Saved entries
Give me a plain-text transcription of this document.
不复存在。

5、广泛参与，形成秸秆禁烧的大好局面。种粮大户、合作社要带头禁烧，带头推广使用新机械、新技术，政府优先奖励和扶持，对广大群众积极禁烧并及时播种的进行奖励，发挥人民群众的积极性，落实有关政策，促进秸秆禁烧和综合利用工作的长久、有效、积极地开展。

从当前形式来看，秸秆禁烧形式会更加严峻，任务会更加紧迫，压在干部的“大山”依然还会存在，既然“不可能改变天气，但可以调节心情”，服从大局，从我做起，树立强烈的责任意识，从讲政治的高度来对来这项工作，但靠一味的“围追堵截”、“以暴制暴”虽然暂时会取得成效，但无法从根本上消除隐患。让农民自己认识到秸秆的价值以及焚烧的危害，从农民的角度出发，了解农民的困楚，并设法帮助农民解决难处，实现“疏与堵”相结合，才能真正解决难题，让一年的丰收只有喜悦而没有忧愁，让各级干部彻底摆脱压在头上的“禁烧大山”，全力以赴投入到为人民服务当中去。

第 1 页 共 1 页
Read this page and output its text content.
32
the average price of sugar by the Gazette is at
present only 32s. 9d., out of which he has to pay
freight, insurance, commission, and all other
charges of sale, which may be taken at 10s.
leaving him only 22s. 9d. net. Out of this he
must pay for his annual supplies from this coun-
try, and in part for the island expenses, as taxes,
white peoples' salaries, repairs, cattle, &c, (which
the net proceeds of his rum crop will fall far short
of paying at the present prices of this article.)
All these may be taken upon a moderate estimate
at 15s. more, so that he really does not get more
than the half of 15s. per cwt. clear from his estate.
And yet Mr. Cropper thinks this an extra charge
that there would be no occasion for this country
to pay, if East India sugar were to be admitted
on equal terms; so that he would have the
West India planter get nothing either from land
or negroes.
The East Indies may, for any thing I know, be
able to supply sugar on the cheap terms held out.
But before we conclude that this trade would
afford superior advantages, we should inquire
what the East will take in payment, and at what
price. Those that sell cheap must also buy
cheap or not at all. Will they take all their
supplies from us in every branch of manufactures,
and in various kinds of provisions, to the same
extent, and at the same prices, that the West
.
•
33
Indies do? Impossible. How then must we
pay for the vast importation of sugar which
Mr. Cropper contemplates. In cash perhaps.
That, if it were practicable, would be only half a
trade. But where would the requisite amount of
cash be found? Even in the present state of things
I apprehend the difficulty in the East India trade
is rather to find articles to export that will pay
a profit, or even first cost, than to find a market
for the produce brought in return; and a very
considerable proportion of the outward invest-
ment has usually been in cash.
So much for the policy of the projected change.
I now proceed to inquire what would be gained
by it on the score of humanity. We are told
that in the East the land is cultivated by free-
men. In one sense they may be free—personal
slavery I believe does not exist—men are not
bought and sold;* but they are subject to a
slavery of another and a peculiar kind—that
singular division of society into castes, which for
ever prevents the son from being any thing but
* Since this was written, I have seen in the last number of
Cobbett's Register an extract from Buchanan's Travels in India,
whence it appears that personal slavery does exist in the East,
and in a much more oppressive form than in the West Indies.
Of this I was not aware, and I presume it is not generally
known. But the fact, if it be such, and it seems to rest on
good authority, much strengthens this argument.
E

• Objective
Using the material above, copy every line in which the string "slavery" occurs.

• Full answer
slavery I believe does not exist—men are not
slavery of another and a peculiar kind—that
whence it appears that personal slavery does exist in the East,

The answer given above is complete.